▶ [Ausgangstext]:
________

Seit der Stadtgründung im 12. Jhdt. entwickelte sich die Stadt Münden aufgrund ihrer zentralen Lage und der Wasserstraßen Werra, Fulda und Weser zu einem wichtigen Handelszentrum. Davon zeugen bis heute u. a. mehrere Anlegestellen entlang der Flussufer, die sogenannten „Schlagden“ – die Wanfrieder-, die Bremer- und die Kasseler-Schlagd. Durch die Eröffnung der Eisenbahnlinie nach Göttingen 1856 verlor Münden seine Bedeutung als Warenumschlagsplatz. Aus früher lebendigen Handelsflächen wurden Stadtrandflächen.

________

▶ [Gegebene Daten]:
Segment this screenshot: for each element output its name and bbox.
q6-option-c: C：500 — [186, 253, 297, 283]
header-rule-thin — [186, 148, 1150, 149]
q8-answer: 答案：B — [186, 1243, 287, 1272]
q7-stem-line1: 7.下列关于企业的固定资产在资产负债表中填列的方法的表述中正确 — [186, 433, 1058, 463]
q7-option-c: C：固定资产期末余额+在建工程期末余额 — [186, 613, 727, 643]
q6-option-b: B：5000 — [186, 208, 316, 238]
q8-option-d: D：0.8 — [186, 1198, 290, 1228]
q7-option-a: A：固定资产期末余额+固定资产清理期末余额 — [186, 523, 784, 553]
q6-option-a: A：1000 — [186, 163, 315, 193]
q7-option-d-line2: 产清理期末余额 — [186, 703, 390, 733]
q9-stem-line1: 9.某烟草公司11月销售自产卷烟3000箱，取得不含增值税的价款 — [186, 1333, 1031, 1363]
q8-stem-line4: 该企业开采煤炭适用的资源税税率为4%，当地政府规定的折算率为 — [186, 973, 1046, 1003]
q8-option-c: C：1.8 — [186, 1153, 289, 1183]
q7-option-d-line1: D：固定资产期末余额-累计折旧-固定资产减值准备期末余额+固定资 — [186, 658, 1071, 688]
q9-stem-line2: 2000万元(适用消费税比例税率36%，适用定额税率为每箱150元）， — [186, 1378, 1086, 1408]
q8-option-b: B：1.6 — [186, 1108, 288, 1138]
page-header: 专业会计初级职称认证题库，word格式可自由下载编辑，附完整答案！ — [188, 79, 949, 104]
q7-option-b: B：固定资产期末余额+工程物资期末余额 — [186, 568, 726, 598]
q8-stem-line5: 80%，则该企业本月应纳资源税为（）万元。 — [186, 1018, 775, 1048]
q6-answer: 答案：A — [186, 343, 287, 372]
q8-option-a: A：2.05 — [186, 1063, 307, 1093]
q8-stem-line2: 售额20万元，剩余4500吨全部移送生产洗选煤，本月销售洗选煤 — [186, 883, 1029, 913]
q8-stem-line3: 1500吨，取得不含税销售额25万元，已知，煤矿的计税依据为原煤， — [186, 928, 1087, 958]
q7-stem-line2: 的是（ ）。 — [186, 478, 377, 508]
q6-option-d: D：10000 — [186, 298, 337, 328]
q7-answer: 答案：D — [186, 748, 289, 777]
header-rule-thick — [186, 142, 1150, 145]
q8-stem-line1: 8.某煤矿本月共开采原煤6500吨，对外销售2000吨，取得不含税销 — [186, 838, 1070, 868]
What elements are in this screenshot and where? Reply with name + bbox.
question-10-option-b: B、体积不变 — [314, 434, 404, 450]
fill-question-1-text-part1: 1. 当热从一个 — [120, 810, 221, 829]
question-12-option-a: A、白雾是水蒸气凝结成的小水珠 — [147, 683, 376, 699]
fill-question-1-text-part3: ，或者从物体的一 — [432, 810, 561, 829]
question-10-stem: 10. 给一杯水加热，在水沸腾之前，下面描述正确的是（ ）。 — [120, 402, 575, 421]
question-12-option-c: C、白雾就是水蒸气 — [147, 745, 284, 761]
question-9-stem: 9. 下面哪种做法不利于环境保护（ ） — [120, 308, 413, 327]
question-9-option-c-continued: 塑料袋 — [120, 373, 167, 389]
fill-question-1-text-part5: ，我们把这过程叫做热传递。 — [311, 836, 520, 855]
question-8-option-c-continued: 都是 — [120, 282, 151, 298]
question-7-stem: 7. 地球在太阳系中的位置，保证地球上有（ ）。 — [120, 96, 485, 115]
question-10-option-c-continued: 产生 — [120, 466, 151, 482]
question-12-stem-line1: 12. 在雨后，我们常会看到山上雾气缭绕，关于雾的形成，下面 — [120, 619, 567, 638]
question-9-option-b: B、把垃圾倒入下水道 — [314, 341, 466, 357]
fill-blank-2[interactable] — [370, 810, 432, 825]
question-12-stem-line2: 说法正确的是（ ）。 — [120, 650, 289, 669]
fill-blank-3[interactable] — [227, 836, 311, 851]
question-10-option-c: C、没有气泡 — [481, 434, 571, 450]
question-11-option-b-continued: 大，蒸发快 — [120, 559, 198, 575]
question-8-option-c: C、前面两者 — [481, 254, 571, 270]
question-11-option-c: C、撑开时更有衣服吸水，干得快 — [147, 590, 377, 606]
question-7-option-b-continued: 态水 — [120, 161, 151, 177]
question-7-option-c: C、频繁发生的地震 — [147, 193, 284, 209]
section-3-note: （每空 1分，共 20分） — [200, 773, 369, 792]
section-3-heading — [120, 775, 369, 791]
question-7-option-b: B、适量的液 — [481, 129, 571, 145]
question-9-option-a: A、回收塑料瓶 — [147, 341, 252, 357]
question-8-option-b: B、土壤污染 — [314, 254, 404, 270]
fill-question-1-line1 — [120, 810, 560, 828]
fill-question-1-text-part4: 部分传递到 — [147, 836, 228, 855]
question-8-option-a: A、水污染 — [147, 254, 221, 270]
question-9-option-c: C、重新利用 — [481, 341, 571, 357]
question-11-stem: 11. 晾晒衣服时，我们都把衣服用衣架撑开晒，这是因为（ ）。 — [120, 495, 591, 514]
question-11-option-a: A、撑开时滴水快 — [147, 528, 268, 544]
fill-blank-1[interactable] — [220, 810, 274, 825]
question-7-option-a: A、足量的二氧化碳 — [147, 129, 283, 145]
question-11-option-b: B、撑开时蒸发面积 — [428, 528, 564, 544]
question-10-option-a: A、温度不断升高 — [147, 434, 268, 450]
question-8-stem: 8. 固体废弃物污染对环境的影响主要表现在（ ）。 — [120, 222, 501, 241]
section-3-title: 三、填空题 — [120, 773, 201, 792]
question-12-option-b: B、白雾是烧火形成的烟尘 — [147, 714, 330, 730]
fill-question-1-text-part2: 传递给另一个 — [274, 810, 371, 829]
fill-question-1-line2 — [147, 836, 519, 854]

________

▶ [Zu lösende Aufgaben]:
**A.** Durch welches Ereignis verlor Münden laut dem Text über Münden seine Bedeutung als Warenumschlagsplatz?
**B.** Führen Sie bitte den Text über Münden im Anschluss an seinen letzten Satz fort.

▶ [Ergebnisse je Aufgabe]:
**A.** Durch die Eröffnung der Eisenbahnlinie nach Göttingen im Jahr 1856.

**B.**
Es ist Plan der Stadt, die historische Bedeutung der Schlagden wieder ins Bewusstsein zu rücken. Ein erster Schritt war die Umgestaltung des Dielengrabens entlang der Werra zu einer durchgehenden Uferpromenade. Die Umgestaltung der Wanfrieder Schlagd in Verlängerung des Dielengrabens unter Fortführung der dort eingesetzten Stilelemente zu einer Erlebnis- und Flaniermeile hat vor einigen Wochen begonnen.

Die Offene Kunstwerkstatt verleiht dem Dielengraben durch ihre Installation aus gefundenen, defekten und bemalten Radkappen während DKKD ein modernes innovatives Bild.